Find every line of the listing below where "temperature" appears, and copy it.
• • • • • • •
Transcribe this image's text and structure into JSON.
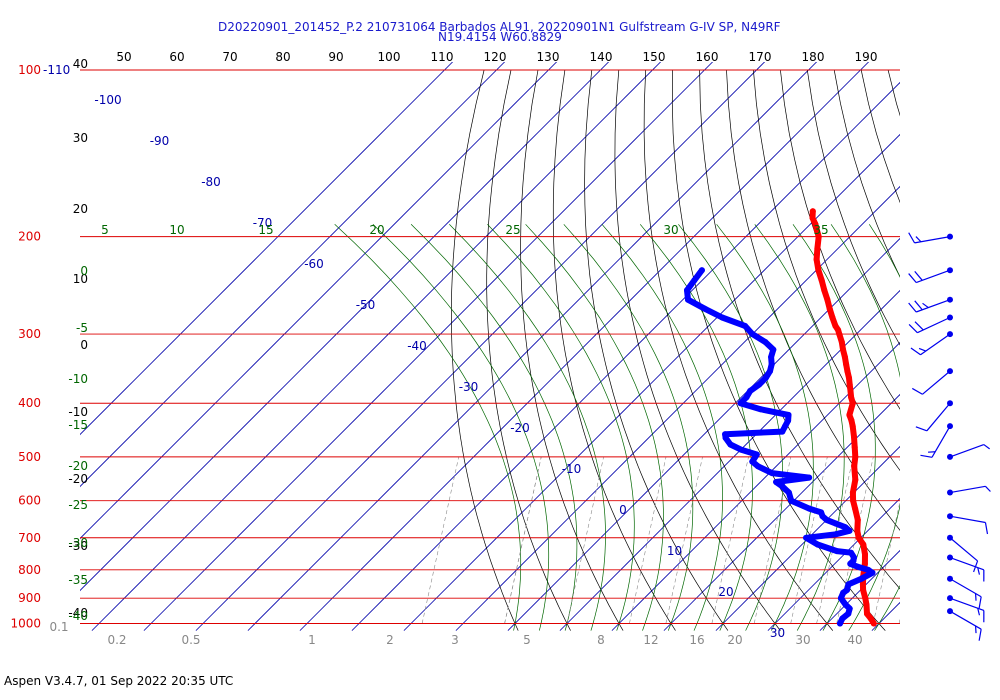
{
  "title": "D20220901_201452_P.2 210731064 Barbados AL91, 20220901N1 Gulfstream G-IV SP, N49RF",
  "subtitle": "N19.4154 W60.8829",
  "footer": "Aspen V3.4.7, 01 Sep 2022  20:35 UTC",
  "colors": {
    "isobar": "#dd0000",
    "isotherm": "#0000aa",
    "dry_adiabat": "#000000",
    "moist_adiabat": "#006600",
    "mixing_ratio": "#888888",
    "temperature": "#ff0000",
    "dewpoint": "#0000ff",
    "wind": "#0000ee"
  },
  "chart_data": {
    "type": "line",
    "subtype": "skew-T log-p sounding",
    "grid": true,
    "pressure_axis": {
      "label": "hPa",
      "scale": "log",
      "range": [
        1000,
        100
      ],
      "ticks": [
        "100",
        "200",
        "300",
        "400",
        "500",
        "600",
        "700",
        "800",
        "900",
        "1000"
      ],
      "top_extra_label": "-110"
    },
    "height_labels": [
      "40",
      "30",
      "20",
      "10",
      "0",
      "-10",
      "-20",
      "-30",
      "-40"
    ],
    "top_axis_ticks": [
      "50",
      "60",
      "70",
      "80",
      "90",
      "100",
      "110",
      "120",
      "130",
      "140",
      "150",
      "160",
      "170",
      "180",
      "190"
    ],
    "isotherm_labels": [
      "-100",
      "-90",
      "-80",
      "-70",
      "-60",
      "-50",
      "-40",
      "-30",
      "-20",
      "-10",
      "0",
      "10",
      "20",
      "30"
    ],
    "moist_labels_top": [
      "5",
      "10",
      "15",
      "20",
      "25",
      "30",
      "35"
    ],
    "moist_labels_left": [
      "0",
      "-5",
      "-10",
      "-15",
      "-20",
      "-25",
      "-30",
      "-35",
      "-40"
    ],
    "mixing_ratio_labels": [
      "0.1",
      "0.2",
      "0.5",
      "1",
      "2",
      "3",
      "5",
      "8",
      "12",
      "16",
      "20",
      "30",
      "40"
    ],
    "series": [
      {
        "name": "temperature",
        "p": [
          1000,
          980,
          960,
          925,
          900,
          870,
          850,
          820,
          800,
          780,
          750,
          720,
          700,
          680,
          650,
          620,
          600,
          580,
          550,
          520,
          500,
          480,
          460,
          440,
          430,
          420,
          400,
          390,
          380,
          370,
          360,
          350,
          340,
          330,
          320,
          310,
          300,
          295,
          290,
          280,
          270,
          260,
          250,
          240,
          230,
          220,
          210,
          200,
          195,
          190,
          185,
          180
        ],
        "value": [
          29.0,
          27.5,
          25.8,
          24.0,
          22.5,
          20.5,
          19.4,
          17.8,
          16.8,
          15.8,
          14.0,
          11.8,
          9.6,
          8.0,
          6.0,
          3.3,
          1.4,
          -0.2,
          -2.2,
          -5.0,
          -6.6,
          -8.6,
          -10.7,
          -13.0,
          -14.3,
          -15.8,
          -17.4,
          -18.9,
          -20.2,
          -21.6,
          -23.0,
          -24.6,
          -26.2,
          -27.8,
          -29.6,
          -31.3,
          -33.3,
          -34.3,
          -35.6,
          -37.8,
          -40.0,
          -42.2,
          -44.6,
          -47.0,
          -49.6,
          -52.0,
          -54.0,
          -56.0,
          -57.5,
          -59.0,
          -60.8,
          -62.0
        ]
      },
      {
        "name": "dewpoint",
        "p": [
          1000,
          980,
          960,
          940,
          925,
          900,
          880,
          870,
          850,
          830,
          810,
          800,
          790,
          780,
          770,
          760,
          745,
          740,
          720,
          700,
          690,
          680,
          670,
          660,
          650,
          640,
          630,
          620,
          600,
          580,
          565,
          555,
          545,
          535,
          520,
          510,
          495,
          485,
          475,
          462,
          455,
          450,
          440,
          430,
          420,
          410,
          400,
          390,
          380,
          370,
          360,
          350,
          340,
          330,
          320,
          310,
          300,
          290,
          280,
          270,
          260,
          250,
          240,
          230
        ],
        "value": [
          22.5,
          22.0,
          22.2,
          21.5,
          20.0,
          17.8,
          17.2,
          17.4,
          16.6,
          18.0,
          19.0,
          17.6,
          15.0,
          13.0,
          13.0,
          12.5,
          11.0,
          8.0,
          3.0,
          -0.5,
          4.5,
          6.5,
          5.0,
          2.5,
          0.0,
          -1.5,
          -2.5,
          -5.5,
          -10.5,
          -12.5,
          -15.0,
          -17.0,
          -11.5,
          -19.5,
          -23.5,
          -25.5,
          -26.0,
          -30.0,
          -33.0,
          -35.2,
          -36.0,
          -25.5,
          -26.0,
          -26.5,
          -27.5,
          -34.0,
          -39.0,
          -39.0,
          -39.5,
          -39.0,
          -39.0,
          -39.5,
          -40.5,
          -42.0,
          -43.0,
          -46.0,
          -50.0,
          -53.0,
          -59.0,
          -64.0,
          -69.0,
          -71.0,
          -71.5,
          -72.0
        ]
      }
    ],
    "wind_barbs": {
      "p": [
        200,
        230,
        260,
        280,
        300,
        350,
        400,
        440,
        500,
        580,
        640,
        700,
        760,
        830,
        900,
        950
      ],
      "speed_knots": [
        15,
        20,
        25,
        20,
        15,
        10,
        10,
        15,
        5,
        5,
        10,
        10,
        15,
        15,
        15,
        15
      ],
      "direction_deg": [
        260,
        250,
        250,
        245,
        235,
        230,
        220,
        210,
        70,
        80,
        100,
        130,
        110,
        120,
        110,
        120
      ]
    }
  }
}
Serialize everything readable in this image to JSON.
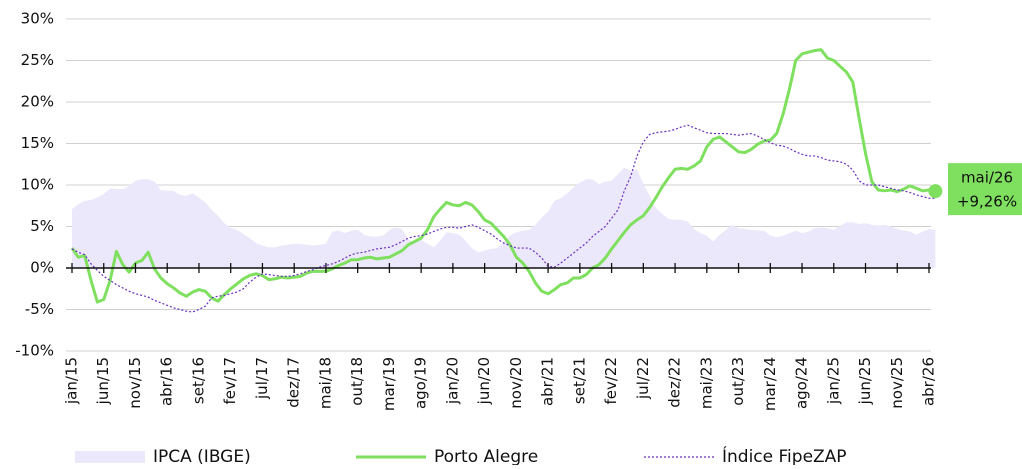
• • • • • • •
**COMPLETE ANSWER:**
    "temperature": "#ff0000",
        "name": "temperature",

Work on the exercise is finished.